---------- Dataset content

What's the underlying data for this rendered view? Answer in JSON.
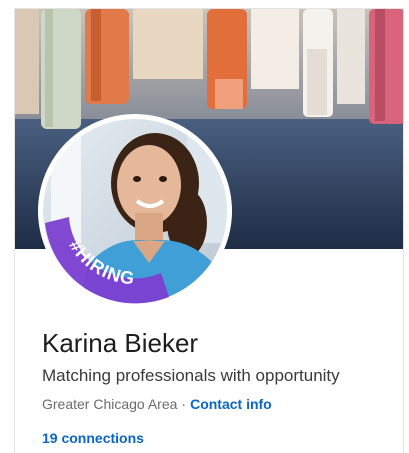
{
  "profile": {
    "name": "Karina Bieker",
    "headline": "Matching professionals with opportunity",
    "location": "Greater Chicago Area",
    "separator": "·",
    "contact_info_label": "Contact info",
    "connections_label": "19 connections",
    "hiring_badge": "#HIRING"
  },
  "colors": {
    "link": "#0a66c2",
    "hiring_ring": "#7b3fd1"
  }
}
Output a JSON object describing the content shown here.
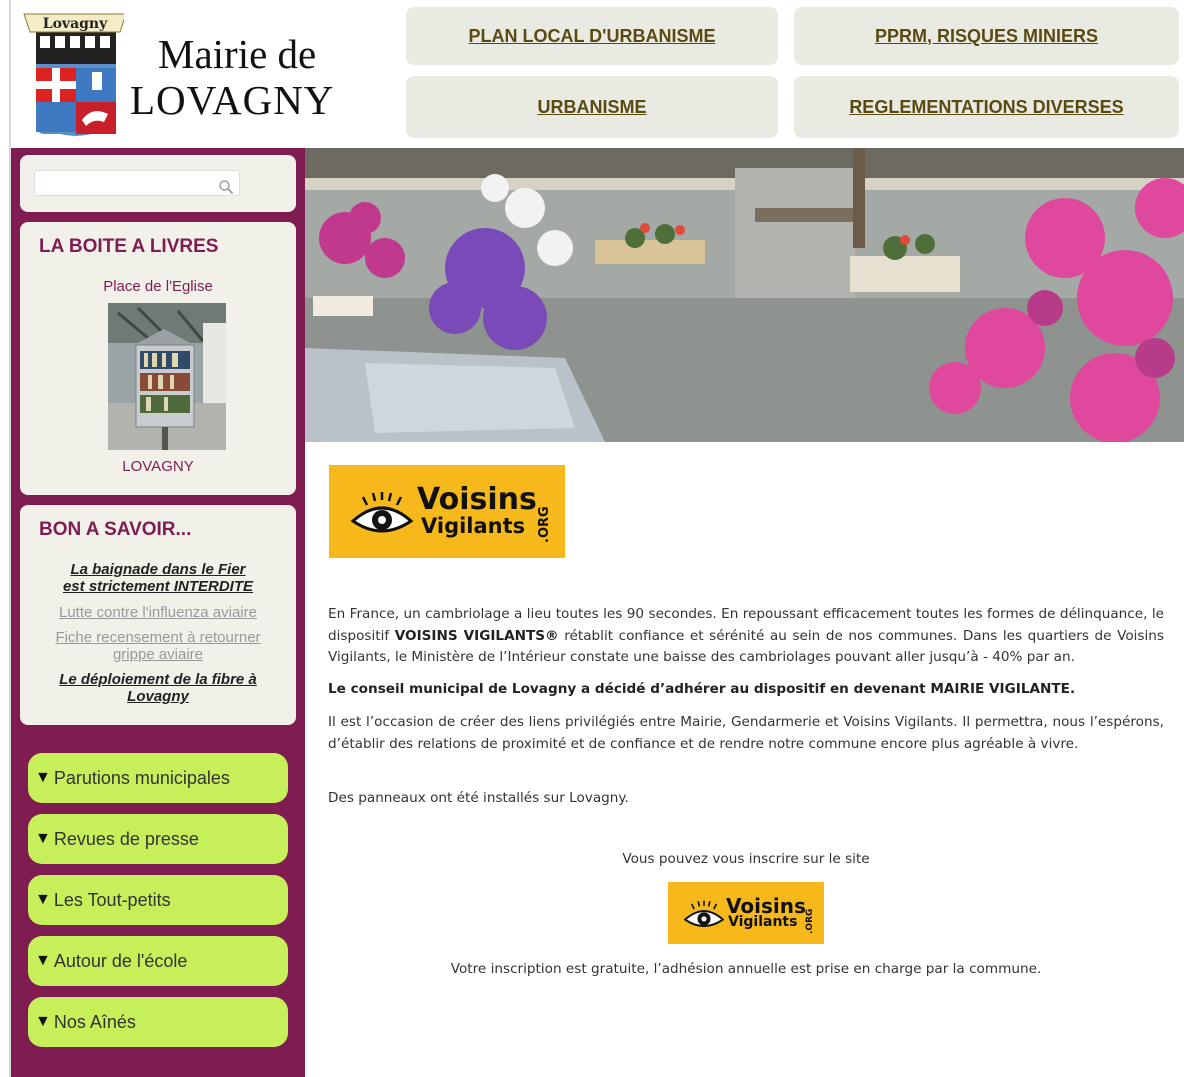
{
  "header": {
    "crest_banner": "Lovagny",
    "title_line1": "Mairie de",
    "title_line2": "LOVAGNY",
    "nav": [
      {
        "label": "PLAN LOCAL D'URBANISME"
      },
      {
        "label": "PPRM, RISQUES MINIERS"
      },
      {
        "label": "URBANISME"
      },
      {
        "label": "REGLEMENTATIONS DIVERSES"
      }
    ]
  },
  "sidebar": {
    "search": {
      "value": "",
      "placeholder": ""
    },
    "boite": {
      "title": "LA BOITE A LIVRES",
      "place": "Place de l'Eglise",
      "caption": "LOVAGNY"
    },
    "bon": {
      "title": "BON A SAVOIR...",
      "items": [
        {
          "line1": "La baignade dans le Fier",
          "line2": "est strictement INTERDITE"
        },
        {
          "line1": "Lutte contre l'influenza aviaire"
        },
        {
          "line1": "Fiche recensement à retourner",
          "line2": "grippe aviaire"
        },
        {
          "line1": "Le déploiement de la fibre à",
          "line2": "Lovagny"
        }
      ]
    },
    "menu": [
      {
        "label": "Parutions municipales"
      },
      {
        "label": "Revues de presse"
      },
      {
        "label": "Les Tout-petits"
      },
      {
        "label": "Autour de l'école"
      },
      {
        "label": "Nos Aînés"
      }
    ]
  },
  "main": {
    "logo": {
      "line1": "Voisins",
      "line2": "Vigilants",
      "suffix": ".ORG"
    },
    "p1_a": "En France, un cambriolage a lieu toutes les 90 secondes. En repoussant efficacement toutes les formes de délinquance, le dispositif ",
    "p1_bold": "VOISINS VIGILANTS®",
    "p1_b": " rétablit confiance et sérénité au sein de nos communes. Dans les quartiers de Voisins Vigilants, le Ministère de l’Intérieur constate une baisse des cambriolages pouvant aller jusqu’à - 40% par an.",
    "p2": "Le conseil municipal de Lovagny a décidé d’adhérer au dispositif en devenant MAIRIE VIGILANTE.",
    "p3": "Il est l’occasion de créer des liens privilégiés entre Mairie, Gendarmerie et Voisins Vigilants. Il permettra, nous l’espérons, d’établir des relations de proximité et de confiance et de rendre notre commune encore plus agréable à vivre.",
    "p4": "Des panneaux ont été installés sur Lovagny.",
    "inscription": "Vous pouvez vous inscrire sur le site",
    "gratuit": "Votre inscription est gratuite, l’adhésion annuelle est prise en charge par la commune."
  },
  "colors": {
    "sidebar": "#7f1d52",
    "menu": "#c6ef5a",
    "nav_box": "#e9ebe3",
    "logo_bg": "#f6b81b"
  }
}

--------------------

> [Objective]
Where a line holds "JSON", copy it out.

> [Finished task]
What's the underlying data for this rendered view? Answer in JSON.
Output a JSON object describing the content shown here.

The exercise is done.